=== DATA TO PROCESS ===

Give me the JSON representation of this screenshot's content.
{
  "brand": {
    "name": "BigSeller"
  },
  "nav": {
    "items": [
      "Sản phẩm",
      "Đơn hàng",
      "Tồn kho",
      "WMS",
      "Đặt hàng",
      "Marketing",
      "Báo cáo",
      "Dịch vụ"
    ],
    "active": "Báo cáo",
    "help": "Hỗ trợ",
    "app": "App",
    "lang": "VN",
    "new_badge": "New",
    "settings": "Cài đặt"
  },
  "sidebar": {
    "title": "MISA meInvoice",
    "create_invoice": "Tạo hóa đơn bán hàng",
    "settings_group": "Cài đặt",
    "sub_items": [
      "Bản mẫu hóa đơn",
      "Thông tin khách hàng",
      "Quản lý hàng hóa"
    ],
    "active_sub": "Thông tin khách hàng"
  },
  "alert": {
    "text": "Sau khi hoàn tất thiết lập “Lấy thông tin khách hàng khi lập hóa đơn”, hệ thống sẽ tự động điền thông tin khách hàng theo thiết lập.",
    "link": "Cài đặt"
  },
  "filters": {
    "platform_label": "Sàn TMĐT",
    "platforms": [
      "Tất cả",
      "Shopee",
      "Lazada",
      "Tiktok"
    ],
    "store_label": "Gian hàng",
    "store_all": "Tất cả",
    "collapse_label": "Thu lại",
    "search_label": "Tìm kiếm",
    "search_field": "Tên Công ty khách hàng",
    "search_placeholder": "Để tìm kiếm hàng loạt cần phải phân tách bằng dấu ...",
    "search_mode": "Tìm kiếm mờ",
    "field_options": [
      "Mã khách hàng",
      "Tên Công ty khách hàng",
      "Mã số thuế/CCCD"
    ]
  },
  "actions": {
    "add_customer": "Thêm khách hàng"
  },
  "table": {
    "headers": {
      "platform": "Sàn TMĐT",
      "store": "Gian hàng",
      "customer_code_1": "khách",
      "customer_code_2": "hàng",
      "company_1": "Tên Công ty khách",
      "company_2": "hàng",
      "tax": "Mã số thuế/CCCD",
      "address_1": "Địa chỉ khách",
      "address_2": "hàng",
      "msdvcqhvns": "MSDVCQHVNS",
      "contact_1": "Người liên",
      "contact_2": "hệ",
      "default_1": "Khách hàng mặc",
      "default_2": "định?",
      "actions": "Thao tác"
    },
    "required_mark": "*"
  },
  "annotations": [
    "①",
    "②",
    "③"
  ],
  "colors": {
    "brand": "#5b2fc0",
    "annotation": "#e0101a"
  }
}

===

- PROBLEM REQUIREMENTS
Would you give the material above again, complete and exact?

- IN RESPONSE
Give me the JSON representation of this screenshot's content.
{
  "brand": {
    "name": "BigSeller"
  },
  "nav": {
    "items": [
      "Sản phẩm",
      "Đơn hàng",
      "Tồn kho",
      "WMS",
      "Đặt hàng",
      "Marketing",
      "Báo cáo",
      "Dịch vụ"
    ],
    "active": "Báo cáo",
    "help": "Hỗ trợ",
    "app": "App",
    "lang": "VN",
    "new_badge": "New",
    "settings": "Cài đặt"
  },
  "sidebar": {
    "title": "MISA meInvoice",
    "create_invoice": "Tạo hóa đơn bán hàng",
    "settings_group": "Cài đặt",
    "sub_items": [
      "Bản mẫu hóa đơn",
      "Thông tin khách hàng",
      "Quản lý hàng hóa"
    ],
    "active_sub": "Thông tin khách hàng"
  },
  "alert": {
    "text": "Sau khi hoàn tất thiết lập “Lấy thông tin khách hàng khi lập hóa đơn”, hệ thống sẽ tự động điền thông tin khách hàng theo thiết lập.",
    "link": "Cài đặt"
  },
  "filters": {
    "platform_label": "Sàn TMĐT",
    "platforms": [
      "Tất cả",
      "Shopee",
      "Lazada",
      "Tiktok"
    ],
    "store_label": "Gian hàng",
    "store_all": "Tất cả",
    "collapse_label": "Thu lại",
    "search_label": "Tìm kiếm",
    "search_field": "Tên Công ty khách hàng",
    "search_placeholder": "Để tìm kiếm hàng loạt cần phải phân tách bằng dấu ...",
    "search_mode": "Tìm kiếm mờ",
    "field_options": [
      "Mã khách hàng",
      "Tên Công ty khách hàng",
      "Mã số thuế/CCCD"
    ]
  },
  "actions": {
    "add_customer": "Thêm khách hàng"
  },
  "table": {
    "headers": {
      "platform": "Sàn TMĐT",
      "store": "Gian hàng",
      "customer_code_1": "khách",
      "customer_code_2": "hàng",
      "company_1": "Tên Công ty khách",
      "company_2": "hàng",
      "tax": "Mã số thuế/CCCD",
      "address_1": "Địa chỉ khách",
      "address_2": "hàng",
      "msdvcqhvns": "MSDVCQHVNS",
      "contact_1": "Người liên",
      "contact_2": "hệ",
      "default_1": "Khách hàng mặc",
      "default_2": "định?",
      "actions": "Thao tác"
    },
    "required_mark": "*"
  },
  "annotations": [
    "①",
    "②",
    "③"
  ],
  "colors": {
    "brand": "#5b2fc0",
    "annotation": "#e0101a"
  }
}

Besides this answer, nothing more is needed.